| TASK TO COMPLETE |
Drop every picture and give the entries back exactly.

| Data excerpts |
※ ※ ※

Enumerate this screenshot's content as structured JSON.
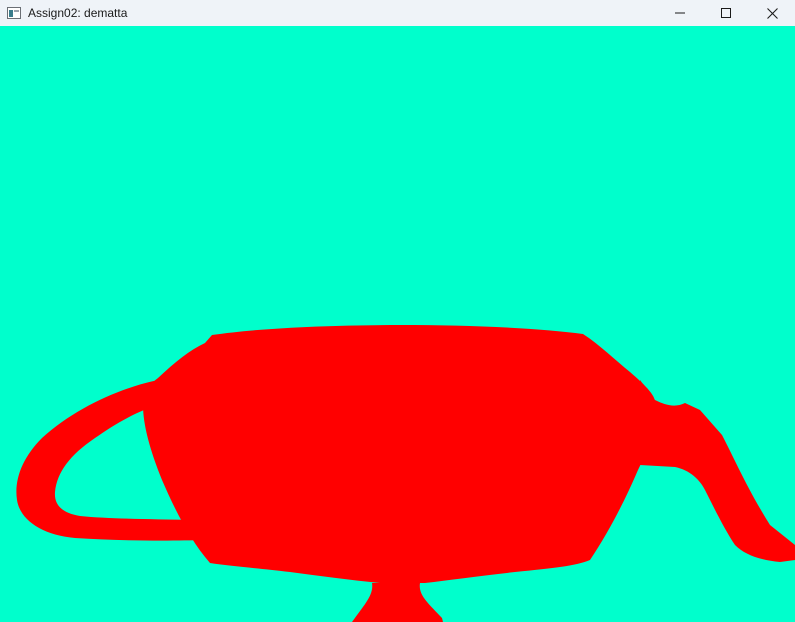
{
  "window": {
    "title": "Assign02: dematta",
    "controls": {
      "minimize_icon": "minimize-icon",
      "maximize_icon": "maximize-icon",
      "close_icon": "close-icon"
    }
  },
  "render": {
    "background_color": "#00ffcc",
    "object_color": "#ff0000",
    "object": "teapot"
  }
}
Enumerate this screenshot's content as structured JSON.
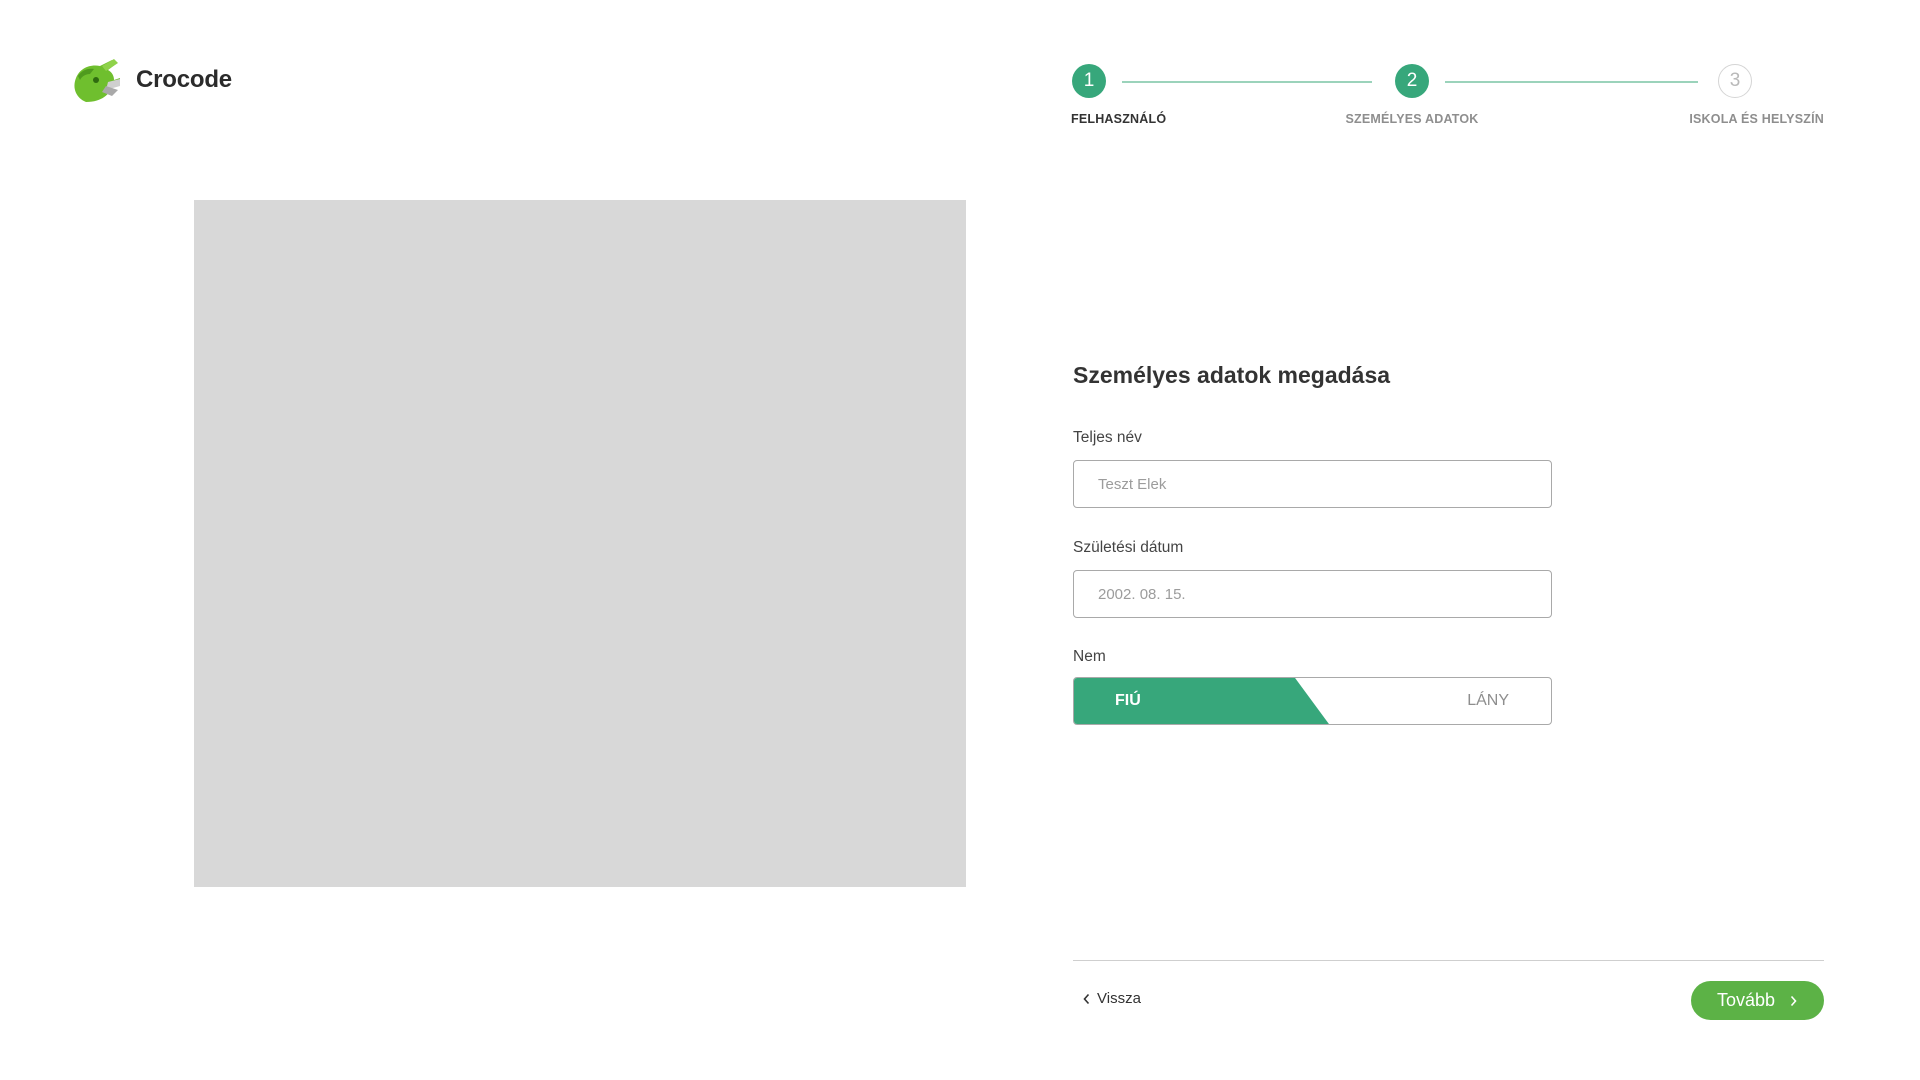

※ ※ ※

| SOLUTION TO THE PROBLEM |
Enumerate this screenshot's content as structured JSON.
{
  "window": {
    "title": "Assign02: dematta",
    "controls": {
      "minimize_icon": "minimize-icon",
      "maximize_icon": "maximize-icon",
      "close_icon": "close-icon"
    }
  },
  "render": {
    "background_color": "#00ffcc",
    "object_color": "#ff0000",
    "object": "teapot"
  }
}
Enumerate this screenshot's content as structured JSON.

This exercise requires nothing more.